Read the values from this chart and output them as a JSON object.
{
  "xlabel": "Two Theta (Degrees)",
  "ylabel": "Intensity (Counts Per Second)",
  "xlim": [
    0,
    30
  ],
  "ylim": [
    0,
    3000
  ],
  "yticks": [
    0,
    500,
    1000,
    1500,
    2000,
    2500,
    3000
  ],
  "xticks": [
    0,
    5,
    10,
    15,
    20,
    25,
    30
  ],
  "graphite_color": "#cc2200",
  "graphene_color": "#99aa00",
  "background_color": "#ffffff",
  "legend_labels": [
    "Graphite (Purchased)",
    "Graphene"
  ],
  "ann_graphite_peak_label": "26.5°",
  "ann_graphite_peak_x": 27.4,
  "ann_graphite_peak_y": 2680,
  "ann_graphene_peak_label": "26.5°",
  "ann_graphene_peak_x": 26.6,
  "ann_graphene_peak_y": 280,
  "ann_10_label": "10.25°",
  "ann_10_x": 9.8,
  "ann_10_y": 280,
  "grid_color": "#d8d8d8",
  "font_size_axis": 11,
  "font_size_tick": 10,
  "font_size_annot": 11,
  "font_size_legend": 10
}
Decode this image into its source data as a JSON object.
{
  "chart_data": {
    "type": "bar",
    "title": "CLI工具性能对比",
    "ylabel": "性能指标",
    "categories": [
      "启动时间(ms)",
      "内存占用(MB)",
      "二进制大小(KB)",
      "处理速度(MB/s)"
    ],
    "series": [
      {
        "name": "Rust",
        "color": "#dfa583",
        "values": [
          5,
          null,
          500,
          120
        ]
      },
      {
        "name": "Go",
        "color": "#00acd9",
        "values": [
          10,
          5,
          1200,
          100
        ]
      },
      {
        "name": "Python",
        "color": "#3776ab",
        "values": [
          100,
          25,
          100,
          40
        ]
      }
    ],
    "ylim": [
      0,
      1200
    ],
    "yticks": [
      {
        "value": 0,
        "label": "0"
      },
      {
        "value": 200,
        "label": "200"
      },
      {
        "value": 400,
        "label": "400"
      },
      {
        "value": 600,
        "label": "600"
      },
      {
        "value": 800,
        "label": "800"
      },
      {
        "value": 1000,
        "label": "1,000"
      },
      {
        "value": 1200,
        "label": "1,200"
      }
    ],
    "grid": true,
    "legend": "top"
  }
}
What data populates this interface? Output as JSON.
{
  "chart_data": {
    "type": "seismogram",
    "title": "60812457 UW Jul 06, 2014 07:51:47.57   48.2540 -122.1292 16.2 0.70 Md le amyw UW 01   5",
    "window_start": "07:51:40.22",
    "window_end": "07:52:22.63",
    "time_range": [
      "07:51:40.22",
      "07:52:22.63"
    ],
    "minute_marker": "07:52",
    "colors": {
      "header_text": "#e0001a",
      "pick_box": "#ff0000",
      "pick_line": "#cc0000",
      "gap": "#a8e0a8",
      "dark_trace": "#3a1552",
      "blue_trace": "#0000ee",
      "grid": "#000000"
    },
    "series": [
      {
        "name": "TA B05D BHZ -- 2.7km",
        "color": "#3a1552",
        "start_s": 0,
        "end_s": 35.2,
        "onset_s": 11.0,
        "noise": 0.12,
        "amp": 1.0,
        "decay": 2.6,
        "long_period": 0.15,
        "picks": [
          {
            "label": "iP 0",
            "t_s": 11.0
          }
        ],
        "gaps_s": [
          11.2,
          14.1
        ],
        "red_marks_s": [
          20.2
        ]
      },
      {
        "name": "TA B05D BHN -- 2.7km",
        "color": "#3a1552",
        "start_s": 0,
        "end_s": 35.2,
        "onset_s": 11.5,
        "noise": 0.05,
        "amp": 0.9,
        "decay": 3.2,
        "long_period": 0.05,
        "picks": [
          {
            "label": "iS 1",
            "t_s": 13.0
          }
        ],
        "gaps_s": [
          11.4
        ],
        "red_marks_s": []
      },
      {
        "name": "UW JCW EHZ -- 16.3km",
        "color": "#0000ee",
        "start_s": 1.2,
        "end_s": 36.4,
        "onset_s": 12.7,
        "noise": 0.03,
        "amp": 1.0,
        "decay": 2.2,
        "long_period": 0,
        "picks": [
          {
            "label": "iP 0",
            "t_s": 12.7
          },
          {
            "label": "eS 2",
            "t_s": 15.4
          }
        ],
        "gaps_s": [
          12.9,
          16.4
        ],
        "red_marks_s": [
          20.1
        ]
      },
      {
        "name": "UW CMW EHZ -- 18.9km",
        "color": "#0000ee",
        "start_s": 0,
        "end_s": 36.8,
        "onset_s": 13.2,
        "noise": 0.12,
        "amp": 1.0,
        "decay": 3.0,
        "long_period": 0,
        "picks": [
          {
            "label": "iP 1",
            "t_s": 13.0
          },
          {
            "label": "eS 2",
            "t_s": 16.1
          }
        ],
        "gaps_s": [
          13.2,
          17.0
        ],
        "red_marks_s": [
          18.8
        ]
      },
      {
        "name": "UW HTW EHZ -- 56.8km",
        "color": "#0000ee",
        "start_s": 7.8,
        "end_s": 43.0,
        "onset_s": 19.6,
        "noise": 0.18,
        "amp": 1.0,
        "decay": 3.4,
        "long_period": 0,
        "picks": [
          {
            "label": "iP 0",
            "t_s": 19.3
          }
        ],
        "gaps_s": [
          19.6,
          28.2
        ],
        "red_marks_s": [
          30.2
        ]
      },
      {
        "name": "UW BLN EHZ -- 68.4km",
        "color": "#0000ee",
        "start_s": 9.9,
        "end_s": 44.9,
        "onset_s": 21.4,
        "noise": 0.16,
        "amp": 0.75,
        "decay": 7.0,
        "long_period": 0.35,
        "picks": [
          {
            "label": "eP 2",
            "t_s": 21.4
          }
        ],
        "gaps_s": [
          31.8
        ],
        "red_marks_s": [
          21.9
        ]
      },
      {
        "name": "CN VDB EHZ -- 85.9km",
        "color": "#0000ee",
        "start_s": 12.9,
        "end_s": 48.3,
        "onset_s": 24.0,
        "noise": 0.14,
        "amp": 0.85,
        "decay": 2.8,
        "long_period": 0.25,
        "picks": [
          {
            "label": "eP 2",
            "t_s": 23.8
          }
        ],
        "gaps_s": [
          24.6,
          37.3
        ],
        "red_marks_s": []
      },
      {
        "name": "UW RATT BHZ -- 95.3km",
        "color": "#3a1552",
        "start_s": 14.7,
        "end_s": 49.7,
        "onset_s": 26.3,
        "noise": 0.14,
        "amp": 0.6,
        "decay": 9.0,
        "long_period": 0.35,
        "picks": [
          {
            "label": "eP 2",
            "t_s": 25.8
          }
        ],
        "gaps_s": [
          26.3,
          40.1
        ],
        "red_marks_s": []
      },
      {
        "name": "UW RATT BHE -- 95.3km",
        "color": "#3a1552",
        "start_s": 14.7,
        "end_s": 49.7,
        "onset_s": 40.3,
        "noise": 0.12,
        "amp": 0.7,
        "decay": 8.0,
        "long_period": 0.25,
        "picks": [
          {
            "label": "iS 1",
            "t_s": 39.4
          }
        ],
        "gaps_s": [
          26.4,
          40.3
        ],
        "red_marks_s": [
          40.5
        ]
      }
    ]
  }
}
• • •
* _Your objective_:
Extract the listing in its entirety and repeat it exactly.

* _Written response_:
Read the values from this chart and output them as a JSON object.
{
  "xlabel": "Two Theta (Degrees)",
  "ylabel": "Intensity (Counts Per Second)",
  "xlim": [
    0,
    30
  ],
  "ylim": [
    0,
    3000
  ],
  "yticks": [
    0,
    500,
    1000,
    1500,
    2000,
    2500,
    3000
  ],
  "xticks": [
    0,
    5,
    10,
    15,
    20,
    25,
    30
  ],
  "graphite_color": "#cc2200",
  "graphene_color": "#99aa00",
  "background_color": "#ffffff",
  "legend_labels": [
    "Graphite (Purchased)",
    "Graphene"
  ],
  "ann_graphite_peak_label": "26.5°",
  "ann_graphite_peak_x": 27.4,
  "ann_graphite_peak_y": 2680,
  "ann_graphene_peak_label": "26.5°",
  "ann_graphene_peak_x": 26.6,
  "ann_graphene_peak_y": 280,
  "ann_10_label": "10.25°",
  "ann_10_x": 9.8,
  "ann_10_y": 280,
  "grid_color": "#d8d8d8",
  "font_size_axis": 11,
  "font_size_tick": 10,
  "font_size_annot": 11,
  "font_size_legend": 10
}
Decode this image into its source data as a JSON object.
{
  "chart_data": {
    "type": "bar",
    "title": "CLI工具性能对比",
    "ylabel": "性能指标",
    "categories": [
      "启动时间(ms)",
      "内存占用(MB)",
      "二进制大小(KB)",
      "处理速度(MB/s)"
    ],
    "series": [
      {
        "name": "Rust",
        "color": "#dfa583",
        "values": [
          5,
          null,
          500,
          120
        ]
      },
      {
        "name": "Go",
        "color": "#00acd9",
        "values": [
          10,
          5,
          1200,
          100
        ]
      },
      {
        "name": "Python",
        "color": "#3776ab",
        "values": [
          100,
          25,
          100,
          40
        ]
      }
    ],
    "ylim": [
      0,
      1200
    ],
    "yticks": [
      {
        "value": 0,
        "label": "0"
      },
      {
        "value": 200,
        "label": "200"
      },
      {
        "value": 400,
        "label": "400"
      },
      {
        "value": 600,
        "label": "600"
      },
      {
        "value": 800,
        "label": "800"
      },
      {
        "value": 1000,
        "label": "1,000"
      },
      {
        "value": 1200,
        "label": "1,200"
      }
    ],
    "grid": true,
    "legend": "top"
  }
}
What data populates this interface? Output as JSON.
{
  "chart_data": {
    "type": "seismogram",
    "title": "60812457 UW Jul 06, 2014 07:51:47.57   48.2540 -122.1292 16.2 0.70 Md le amyw UW 01   5",
    "window_start": "07:51:40.22",
    "window_end": "07:52:22.63",
    "time_range": [
      "07:51:40.22",
      "07:52:22.63"
    ],
    "minute_marker": "07:52",
    "colors": {
      "header_text": "#e0001a",
      "pick_box": "#ff0000",
      "pick_line": "#cc0000",
      "gap": "#a8e0a8",
      "dark_trace": "#3a1552",
      "blue_trace": "#0000ee",
      "grid": "#000000"
    },
    "series": [
      {
        "name": "TA B05D BHZ -- 2.7km",
        "color": "#3a1552",
        "start_s": 0,
        "end_s": 35.2,
        "onset_s": 11.0,
        "noise": 0.12,
        "amp": 1.0,
        "decay": 2.6,
        "long_period": 0.15,
        "picks": [
          {
            "label": "iP 0",
            "t_s": 11.0
          }
        ],
        "gaps_s": [
          11.2,
          14.1
        ],
        "red_marks_s": [
          20.2
        ]
      },
      {
        "name": "TA B05D BHN -- 2.7km",
        "color": "#3a1552",
        "start_s": 0,
        "end_s": 35.2,
        "onset_s": 11.5,
        "noise": 0.05,
        "amp": 0.9,
        "decay": 3.2,
        "long_period": 0.05,
        "picks": [
          {
            "label": "iS 1",
            "t_s": 13.0
          }
        ],
        "gaps_s": [
          11.4
        ],
        "red_marks_s": []
      },
      {
        "name": "UW JCW EHZ -- 16.3km",
        "color": "#0000ee",
        "start_s": 1.2,
        "end_s": 36.4,
        "onset_s": 12.7,
        "noise": 0.03,
        "amp": 1.0,
        "decay": 2.2,
        "long_period": 0,
        "picks": [
          {
            "label": "iP 0",
            "t_s": 12.7
          },
          {
            "label": "eS 2",
            "t_s": 15.4
          }
        ],
        "gaps_s": [
          12.9,
          16.4
        ],
        "red_marks_s": [
          20.1
        ]
      },
      {
        "name": "UW CMW EHZ -- 18.9km",
        "color": "#0000ee",
        "start_s": 0,
        "end_s": 36.8,
        "onset_s": 13.2,
        "noise": 0.12,
        "amp": 1.0,
        "decay": 3.0,
        "long_period": 0,
        "picks": [
          {
            "label": "iP 1",
            "t_s": 13.0
          },
          {
            "label": "eS 2",
            "t_s": 16.1
          }
        ],
        "gaps_s": [
          13.2,
          17.0
        ],
        "red_marks_s": [
          18.8
        ]
      },
      {
        "name": "UW HTW EHZ -- 56.8km",
        "color": "#0000ee",
        "start_s": 7.8,
        "end_s": 43.0,
        "onset_s": 19.6,
        "noise": 0.18,
        "amp": 1.0,
        "decay": 3.4,
        "long_period": 0,
        "picks": [
          {
            "label": "iP 0",
            "t_s": 19.3
          }
        ],
        "gaps_s": [
          19.6,
          28.2
        ],
        "red_marks_s": [
          30.2
        ]
      },
      {
        "name": "UW BLN EHZ -- 68.4km",
        "color": "#0000ee",
        "start_s": 9.9,
        "end_s": 44.9,
        "onset_s": 21.4,
        "noise": 0.16,
        "amp": 0.75,
        "decay": 7.0,
        "long_period": 0.35,
        "picks": [
          {
            "label": "eP 2",
            "t_s": 21.4
          }
        ],
        "gaps_s": [
          31.8
        ],
        "red_marks_s": [
          21.9
        ]
      },
      {
        "name": "CN VDB EHZ -- 85.9km",
        "color": "#0000ee",
        "start_s": 12.9,
        "end_s": 48.3,
        "onset_s": 24.0,
        "noise": 0.14,
        "amp": 0.85,
        "decay": 2.8,
        "long_period": 0.25,
        "picks": [
          {
            "label": "eP 2",
            "t_s": 23.8
          }
        ],
        "gaps_s": [
          24.6,
          37.3
        ],
        "red_marks_s": []
      },
      {
        "name": "UW RATT BHZ -- 95.3km",
        "color": "#3a1552",
        "start_s": 14.7,
        "end_s": 49.7,
        "onset_s": 26.3,
        "noise": 0.14,
        "amp": 0.6,
        "decay": 9.0,
        "long_period": 0.35,
        "picks": [
          {
            "label": "eP 2",
            "t_s": 25.8
          }
        ],
        "gaps_s": [
          26.3,
          40.1
        ],
        "red_marks_s": []
      },
      {
        "name": "UW RATT BHE -- 95.3km",
        "color": "#3a1552",
        "start_s": 14.7,
        "end_s": 49.7,
        "onset_s": 40.3,
        "noise": 0.12,
        "amp": 0.7,
        "decay": 8.0,
        "long_period": 0.25,
        "picks": [
          {
            "label": "iS 1",
            "t_s": 39.4
          }
        ],
        "gaps_s": [
          26.4,
          40.3
        ],
        "red_marks_s": [
          40.5
        ]
      }
    ]
  }
}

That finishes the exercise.